Instructions to follow
Copy every line of the listing below word for word, leaving out the pictures.

Saved entries
"""

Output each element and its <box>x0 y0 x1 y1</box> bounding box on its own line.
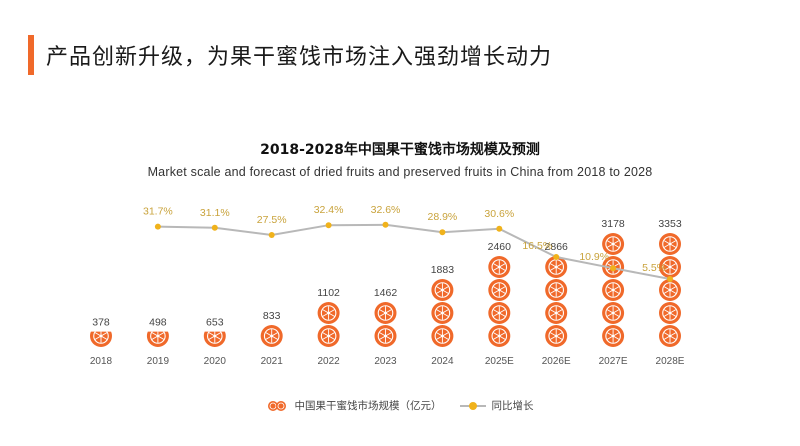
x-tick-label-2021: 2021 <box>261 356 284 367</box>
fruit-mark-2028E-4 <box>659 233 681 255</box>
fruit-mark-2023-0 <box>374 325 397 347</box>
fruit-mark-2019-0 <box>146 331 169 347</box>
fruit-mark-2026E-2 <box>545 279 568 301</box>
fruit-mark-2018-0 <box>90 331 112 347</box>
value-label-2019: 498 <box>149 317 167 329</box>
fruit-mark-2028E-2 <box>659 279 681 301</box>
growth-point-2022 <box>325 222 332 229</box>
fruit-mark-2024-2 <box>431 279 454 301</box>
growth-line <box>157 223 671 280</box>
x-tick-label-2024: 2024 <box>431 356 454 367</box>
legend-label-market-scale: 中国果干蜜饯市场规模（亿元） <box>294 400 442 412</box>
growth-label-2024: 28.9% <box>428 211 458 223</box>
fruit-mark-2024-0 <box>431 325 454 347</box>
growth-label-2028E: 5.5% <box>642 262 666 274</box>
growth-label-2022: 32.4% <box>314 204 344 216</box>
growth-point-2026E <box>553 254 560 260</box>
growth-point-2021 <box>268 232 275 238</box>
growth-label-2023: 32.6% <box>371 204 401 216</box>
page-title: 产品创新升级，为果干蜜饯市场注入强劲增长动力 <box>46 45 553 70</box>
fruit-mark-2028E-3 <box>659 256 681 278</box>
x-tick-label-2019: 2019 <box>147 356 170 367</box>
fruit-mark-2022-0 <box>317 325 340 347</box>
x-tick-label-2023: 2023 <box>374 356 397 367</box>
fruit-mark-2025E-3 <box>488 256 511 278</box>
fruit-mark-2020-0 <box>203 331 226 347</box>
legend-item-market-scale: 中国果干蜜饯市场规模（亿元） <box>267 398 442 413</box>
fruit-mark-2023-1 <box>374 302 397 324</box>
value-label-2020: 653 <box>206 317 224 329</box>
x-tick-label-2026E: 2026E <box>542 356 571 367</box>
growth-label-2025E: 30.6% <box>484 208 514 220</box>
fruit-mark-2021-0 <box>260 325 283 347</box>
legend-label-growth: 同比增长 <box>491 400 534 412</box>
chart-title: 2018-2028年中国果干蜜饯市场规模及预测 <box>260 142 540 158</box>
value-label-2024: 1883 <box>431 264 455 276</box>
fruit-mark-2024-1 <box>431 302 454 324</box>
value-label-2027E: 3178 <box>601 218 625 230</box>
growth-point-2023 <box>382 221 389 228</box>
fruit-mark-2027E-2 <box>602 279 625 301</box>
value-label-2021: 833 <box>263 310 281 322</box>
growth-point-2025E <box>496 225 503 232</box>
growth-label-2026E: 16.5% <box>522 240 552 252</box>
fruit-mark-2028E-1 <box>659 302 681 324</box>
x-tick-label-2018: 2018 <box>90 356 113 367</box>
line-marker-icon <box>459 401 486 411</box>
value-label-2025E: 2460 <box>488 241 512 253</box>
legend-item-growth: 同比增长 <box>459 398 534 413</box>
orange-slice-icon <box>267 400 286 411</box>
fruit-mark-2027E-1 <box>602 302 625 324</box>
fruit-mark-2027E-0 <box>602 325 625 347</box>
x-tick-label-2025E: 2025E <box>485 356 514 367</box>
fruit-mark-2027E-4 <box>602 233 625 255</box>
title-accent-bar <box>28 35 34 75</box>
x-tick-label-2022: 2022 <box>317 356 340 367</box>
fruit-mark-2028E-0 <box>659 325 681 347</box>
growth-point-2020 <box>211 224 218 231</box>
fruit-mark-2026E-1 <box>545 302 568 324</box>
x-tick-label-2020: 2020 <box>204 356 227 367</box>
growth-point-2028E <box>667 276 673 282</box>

"""

Output of the task
Output each element and its <box>x0 y0 x1 y1</box> bounding box on its own line.
x-tick-label-2021: 2021 <box>261 356 284 367</box>
fruit-mark-2028E-4 <box>659 233 681 255</box>
fruit-mark-2023-0 <box>374 325 397 347</box>
fruit-mark-2019-0 <box>146 331 169 347</box>
fruit-mark-2026E-2 <box>545 279 568 301</box>
fruit-mark-2018-0 <box>90 331 112 347</box>
value-label-2019: 498 <box>149 317 167 329</box>
fruit-mark-2028E-2 <box>659 279 681 301</box>
growth-point-2022 <box>325 222 332 229</box>
fruit-mark-2024-2 <box>431 279 454 301</box>
growth-line <box>157 223 671 280</box>
x-tick-label-2024: 2024 <box>431 356 454 367</box>
legend-label-market-scale: 中国果干蜜饯市场规模（亿元） <box>294 400 442 412</box>
growth-label-2024: 28.9% <box>428 211 458 223</box>
fruit-mark-2024-0 <box>431 325 454 347</box>
growth-label-2028E: 5.5% <box>642 262 666 274</box>
growth-label-2022: 32.4% <box>314 204 344 216</box>
growth-point-2026E <box>553 254 560 260</box>
growth-point-2021 <box>268 232 275 238</box>
growth-label-2023: 32.6% <box>371 204 401 216</box>
page-title: 产品创新升级，为果干蜜饯市场注入强劲增长动力 <box>46 45 553 70</box>
fruit-mark-2028E-3 <box>659 256 681 278</box>
x-tick-label-2019: 2019 <box>147 356 170 367</box>
fruit-mark-2022-0 <box>317 325 340 347</box>
x-tick-label-2023: 2023 <box>374 356 397 367</box>
fruit-mark-2025E-3 <box>488 256 511 278</box>
fruit-mark-2020-0 <box>203 331 226 347</box>
legend-item-market-scale: 中国果干蜜饯市场规模（亿元） <box>267 398 442 413</box>
fruit-mark-2023-1 <box>374 302 397 324</box>
value-label-2020: 653 <box>206 317 224 329</box>
x-tick-label-2026E: 2026E <box>542 356 571 367</box>
growth-label-2025E: 30.6% <box>484 208 514 220</box>
fruit-mark-2021-0 <box>260 325 283 347</box>
legend-label-growth: 同比增长 <box>491 400 534 412</box>
chart-title: 2018-2028年中国果干蜜饯市场规模及预测 <box>260 142 540 158</box>
value-label-2024: 1883 <box>431 264 455 276</box>
fruit-mark-2024-1 <box>431 302 454 324</box>
value-label-2027E: 3178 <box>601 218 625 230</box>
growth-point-2023 <box>382 221 389 228</box>
fruit-mark-2027E-2 <box>602 279 625 301</box>
value-label-2021: 833 <box>263 310 281 322</box>
growth-point-2025E <box>496 225 503 232</box>
growth-label-2026E: 16.5% <box>522 240 552 252</box>
fruit-mark-2028E-1 <box>659 302 681 324</box>
x-tick-label-2018: 2018 <box>90 356 113 367</box>
line-marker-icon <box>459 401 486 411</box>
value-label-2025E: 2460 <box>488 241 512 253</box>
legend-item-growth: 同比增长 <box>459 398 534 413</box>
orange-slice-icon <box>267 400 286 411</box>
fruit-mark-2027E-1 <box>602 302 625 324</box>
fruit-mark-2027E-0 <box>602 325 625 347</box>
x-tick-label-2025E: 2025E <box>485 356 514 367</box>
fruit-mark-2027E-4 <box>602 233 625 255</box>
title-accent-bar <box>28 35 34 75</box>
x-tick-label-2022: 2022 <box>317 356 340 367</box>
fruit-mark-2028E-0 <box>659 325 681 347</box>
growth-point-2020 <box>211 224 218 231</box>
fruit-mark-2026E-1 <box>545 302 568 324</box>
x-tick-label-2020: 2020 <box>204 356 227 367</box>
growth-point-2028E <box>667 276 673 282</box>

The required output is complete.